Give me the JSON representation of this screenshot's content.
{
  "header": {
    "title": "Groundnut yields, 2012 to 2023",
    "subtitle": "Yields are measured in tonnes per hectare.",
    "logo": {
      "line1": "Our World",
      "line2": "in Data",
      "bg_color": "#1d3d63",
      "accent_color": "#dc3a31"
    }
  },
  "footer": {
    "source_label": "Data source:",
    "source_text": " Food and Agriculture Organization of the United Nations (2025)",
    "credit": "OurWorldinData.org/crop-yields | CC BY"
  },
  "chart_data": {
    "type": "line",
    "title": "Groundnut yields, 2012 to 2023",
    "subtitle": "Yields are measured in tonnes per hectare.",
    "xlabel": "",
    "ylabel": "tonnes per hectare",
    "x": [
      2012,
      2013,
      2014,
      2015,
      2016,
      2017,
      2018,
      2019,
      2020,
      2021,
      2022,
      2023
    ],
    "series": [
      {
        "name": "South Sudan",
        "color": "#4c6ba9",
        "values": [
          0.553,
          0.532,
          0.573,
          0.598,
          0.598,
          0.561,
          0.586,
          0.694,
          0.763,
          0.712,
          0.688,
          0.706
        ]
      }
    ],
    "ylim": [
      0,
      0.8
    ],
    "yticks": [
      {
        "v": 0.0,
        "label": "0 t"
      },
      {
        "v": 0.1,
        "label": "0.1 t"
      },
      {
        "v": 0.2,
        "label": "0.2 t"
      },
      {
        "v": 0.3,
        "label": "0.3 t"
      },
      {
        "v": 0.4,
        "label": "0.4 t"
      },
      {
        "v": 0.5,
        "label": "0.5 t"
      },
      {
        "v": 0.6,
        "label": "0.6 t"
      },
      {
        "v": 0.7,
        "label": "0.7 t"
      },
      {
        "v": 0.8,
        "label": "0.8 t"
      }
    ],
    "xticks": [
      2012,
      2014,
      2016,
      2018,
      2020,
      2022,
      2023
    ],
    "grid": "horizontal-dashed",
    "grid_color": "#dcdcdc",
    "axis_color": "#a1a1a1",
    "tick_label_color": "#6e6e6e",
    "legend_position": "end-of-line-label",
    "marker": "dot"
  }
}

* * * * * * *

WRITTEN EXERCISE.
Extract all of the data shown above without alteration.

FINAL ANSWER.
Give me the JSON representation of this screenshot's content.
{
  "header": {
    "title": "Groundnut yields, 2012 to 2023",
    "subtitle": "Yields are measured in tonnes per hectare.",
    "logo": {
      "line1": "Our World",
      "line2": "in Data",
      "bg_color": "#1d3d63",
      "accent_color": "#dc3a31"
    }
  },
  "footer": {
    "source_label": "Data source:",
    "source_text": " Food and Agriculture Organization of the United Nations (2025)",
    "credit": "OurWorldinData.org/crop-yields | CC BY"
  },
  "chart_data": {
    "type": "line",
    "title": "Groundnut yields, 2012 to 2023",
    "subtitle": "Yields are measured in tonnes per hectare.",
    "xlabel": "",
    "ylabel": "tonnes per hectare",
    "x": [
      2012,
      2013,
      2014,
      2015,
      2016,
      2017,
      2018,
      2019,
      2020,
      2021,
      2022,
      2023
    ],
    "series": [
      {
        "name": "South Sudan",
        "color": "#4c6ba9",
        "values": [
          0.553,
          0.532,
          0.573,
          0.598,
          0.598,
          0.561,
          0.586,
          0.694,
          0.763,
          0.712,
          0.688,
          0.706
        ]
      }
    ],
    "ylim": [
      0,
      0.8
    ],
    "yticks": [
      {
        "v": 0.0,
        "label": "0 t"
      },
      {
        "v": 0.1,
        "label": "0.1 t"
      },
      {
        "v": 0.2,
        "label": "0.2 t"
      },
      {
        "v": 0.3,
        "label": "0.3 t"
      },
      {
        "v": 0.4,
        "label": "0.4 t"
      },
      {
        "v": 0.5,
        "label": "0.5 t"
      },
      {
        "v": 0.6,
        "label": "0.6 t"
      },
      {
        "v": 0.7,
        "label": "0.7 t"
      },
      {
        "v": 0.8,
        "label": "0.8 t"
      }
    ],
    "xticks": [
      2012,
      2014,
      2016,
      2018,
      2020,
      2022,
      2023
    ],
    "grid": "horizontal-dashed",
    "grid_color": "#dcdcdc",
    "axis_color": "#a1a1a1",
    "tick_label_color": "#6e6e6e",
    "legend_position": "end-of-line-label",
    "marker": "dot"
  }
}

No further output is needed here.